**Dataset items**
>> BEGIN
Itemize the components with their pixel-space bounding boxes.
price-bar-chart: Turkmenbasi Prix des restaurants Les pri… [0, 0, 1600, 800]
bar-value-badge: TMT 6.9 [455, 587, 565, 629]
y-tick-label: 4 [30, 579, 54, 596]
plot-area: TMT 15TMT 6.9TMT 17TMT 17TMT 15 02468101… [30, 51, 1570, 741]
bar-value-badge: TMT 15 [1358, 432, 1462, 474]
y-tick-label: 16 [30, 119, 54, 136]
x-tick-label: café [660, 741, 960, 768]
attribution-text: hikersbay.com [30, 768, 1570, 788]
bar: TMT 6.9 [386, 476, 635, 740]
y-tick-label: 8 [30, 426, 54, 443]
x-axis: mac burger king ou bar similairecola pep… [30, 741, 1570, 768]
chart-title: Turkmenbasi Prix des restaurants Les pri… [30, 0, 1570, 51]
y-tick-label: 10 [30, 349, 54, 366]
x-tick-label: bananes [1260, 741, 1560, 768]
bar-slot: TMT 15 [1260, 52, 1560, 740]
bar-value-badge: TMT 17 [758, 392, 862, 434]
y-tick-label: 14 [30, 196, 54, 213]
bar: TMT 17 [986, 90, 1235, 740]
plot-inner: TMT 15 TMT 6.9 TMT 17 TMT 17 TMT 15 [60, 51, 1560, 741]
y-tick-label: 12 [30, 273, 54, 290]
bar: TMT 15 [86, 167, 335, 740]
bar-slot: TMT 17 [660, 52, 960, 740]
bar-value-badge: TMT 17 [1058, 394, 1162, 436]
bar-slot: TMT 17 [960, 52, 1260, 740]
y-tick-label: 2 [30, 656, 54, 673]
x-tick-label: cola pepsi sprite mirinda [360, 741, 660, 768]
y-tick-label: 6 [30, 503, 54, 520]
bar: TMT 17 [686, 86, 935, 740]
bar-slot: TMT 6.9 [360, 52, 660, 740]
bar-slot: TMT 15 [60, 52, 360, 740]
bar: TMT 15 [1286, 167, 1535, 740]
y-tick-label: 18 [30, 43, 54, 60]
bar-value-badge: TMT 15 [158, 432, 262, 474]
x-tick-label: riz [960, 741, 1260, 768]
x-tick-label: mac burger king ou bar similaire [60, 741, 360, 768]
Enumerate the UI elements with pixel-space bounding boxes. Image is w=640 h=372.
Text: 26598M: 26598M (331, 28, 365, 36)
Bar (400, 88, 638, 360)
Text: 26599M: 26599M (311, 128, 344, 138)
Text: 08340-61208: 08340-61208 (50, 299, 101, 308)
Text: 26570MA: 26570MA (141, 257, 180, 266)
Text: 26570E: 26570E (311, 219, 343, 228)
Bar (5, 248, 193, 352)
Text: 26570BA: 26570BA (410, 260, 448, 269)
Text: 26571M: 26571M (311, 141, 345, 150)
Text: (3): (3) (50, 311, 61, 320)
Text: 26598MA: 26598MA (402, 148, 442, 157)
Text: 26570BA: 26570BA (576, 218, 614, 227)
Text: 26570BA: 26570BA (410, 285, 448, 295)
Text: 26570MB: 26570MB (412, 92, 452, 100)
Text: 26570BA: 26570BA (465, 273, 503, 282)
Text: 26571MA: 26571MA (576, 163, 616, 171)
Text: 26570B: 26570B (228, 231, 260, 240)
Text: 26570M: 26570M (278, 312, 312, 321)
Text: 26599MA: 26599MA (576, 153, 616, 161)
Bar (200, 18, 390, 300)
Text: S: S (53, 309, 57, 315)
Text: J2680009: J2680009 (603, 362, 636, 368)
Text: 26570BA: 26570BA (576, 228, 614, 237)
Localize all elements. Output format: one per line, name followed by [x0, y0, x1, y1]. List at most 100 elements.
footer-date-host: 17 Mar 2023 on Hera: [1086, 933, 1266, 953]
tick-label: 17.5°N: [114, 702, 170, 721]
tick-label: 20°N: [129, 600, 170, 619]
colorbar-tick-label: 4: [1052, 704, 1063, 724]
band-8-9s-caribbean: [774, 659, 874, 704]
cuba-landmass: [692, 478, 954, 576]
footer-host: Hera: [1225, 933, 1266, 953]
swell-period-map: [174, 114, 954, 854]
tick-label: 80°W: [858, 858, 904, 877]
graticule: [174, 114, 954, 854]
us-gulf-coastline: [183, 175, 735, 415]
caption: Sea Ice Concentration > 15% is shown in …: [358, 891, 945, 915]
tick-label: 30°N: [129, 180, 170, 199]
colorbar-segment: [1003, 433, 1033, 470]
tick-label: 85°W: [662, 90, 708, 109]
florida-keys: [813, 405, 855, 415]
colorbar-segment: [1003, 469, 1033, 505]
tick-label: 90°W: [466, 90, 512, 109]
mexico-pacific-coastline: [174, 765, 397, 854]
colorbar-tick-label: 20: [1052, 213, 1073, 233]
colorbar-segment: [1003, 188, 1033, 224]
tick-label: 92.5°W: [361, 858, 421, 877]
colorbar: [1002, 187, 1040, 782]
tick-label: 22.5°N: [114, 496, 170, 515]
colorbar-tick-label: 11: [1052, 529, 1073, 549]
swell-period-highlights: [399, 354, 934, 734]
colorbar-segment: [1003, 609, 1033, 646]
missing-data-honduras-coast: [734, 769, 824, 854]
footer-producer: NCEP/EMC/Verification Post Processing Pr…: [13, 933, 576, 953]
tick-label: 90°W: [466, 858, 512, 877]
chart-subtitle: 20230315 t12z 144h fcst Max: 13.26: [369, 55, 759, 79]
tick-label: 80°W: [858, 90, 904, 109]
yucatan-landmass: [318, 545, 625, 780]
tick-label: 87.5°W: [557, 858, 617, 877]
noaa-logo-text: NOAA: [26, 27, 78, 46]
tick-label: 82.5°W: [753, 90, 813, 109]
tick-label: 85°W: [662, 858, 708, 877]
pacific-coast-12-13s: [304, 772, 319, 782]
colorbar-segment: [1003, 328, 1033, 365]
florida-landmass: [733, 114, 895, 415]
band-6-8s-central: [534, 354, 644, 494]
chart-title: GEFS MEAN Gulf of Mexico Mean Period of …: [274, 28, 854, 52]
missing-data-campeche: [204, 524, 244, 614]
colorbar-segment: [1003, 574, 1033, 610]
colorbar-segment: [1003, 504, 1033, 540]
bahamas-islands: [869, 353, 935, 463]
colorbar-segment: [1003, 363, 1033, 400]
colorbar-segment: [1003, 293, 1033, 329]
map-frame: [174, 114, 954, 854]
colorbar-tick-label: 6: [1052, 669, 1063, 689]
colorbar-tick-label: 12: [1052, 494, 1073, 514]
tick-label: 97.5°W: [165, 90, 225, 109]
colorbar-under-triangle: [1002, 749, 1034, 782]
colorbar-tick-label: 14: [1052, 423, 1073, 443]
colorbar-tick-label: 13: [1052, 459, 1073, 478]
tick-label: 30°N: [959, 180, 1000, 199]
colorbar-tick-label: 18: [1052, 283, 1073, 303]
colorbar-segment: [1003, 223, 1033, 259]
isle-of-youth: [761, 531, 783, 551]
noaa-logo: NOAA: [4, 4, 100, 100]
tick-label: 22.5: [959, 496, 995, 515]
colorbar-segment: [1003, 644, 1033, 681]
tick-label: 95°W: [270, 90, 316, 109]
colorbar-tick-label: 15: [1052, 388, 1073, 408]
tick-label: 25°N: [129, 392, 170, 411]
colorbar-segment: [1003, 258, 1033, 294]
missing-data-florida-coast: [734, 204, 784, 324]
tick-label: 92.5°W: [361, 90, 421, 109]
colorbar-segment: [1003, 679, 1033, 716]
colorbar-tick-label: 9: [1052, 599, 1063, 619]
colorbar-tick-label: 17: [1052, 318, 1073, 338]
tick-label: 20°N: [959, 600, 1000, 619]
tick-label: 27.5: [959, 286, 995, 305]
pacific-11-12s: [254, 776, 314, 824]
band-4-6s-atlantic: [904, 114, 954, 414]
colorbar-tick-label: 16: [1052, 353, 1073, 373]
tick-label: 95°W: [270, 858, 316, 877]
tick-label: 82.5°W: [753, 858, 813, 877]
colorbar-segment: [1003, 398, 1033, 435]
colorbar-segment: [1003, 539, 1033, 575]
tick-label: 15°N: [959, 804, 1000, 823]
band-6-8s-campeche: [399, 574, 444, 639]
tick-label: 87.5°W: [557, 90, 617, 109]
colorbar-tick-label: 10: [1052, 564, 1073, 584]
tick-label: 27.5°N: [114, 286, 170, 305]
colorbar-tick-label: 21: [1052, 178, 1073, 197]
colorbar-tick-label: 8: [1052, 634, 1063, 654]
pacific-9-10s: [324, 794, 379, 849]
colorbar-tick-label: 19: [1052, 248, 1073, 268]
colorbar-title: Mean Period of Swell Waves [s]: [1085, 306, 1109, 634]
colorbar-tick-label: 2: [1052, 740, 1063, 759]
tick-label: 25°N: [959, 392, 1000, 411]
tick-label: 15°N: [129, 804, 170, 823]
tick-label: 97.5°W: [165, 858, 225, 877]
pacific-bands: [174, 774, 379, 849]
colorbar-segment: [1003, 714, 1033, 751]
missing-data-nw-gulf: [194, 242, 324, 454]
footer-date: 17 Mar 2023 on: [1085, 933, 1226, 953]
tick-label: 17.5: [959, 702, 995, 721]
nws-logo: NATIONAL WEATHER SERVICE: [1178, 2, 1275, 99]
>> END
**The exercise**
Find each line in the items above that contains the word "king", and copy those lines.

**The solution**
x-axis: mac burger king ou bar similairecola pep… [30, 741, 1570, 768]
x-tick-label: mac burger king ou bar similaire [60, 741, 360, 768]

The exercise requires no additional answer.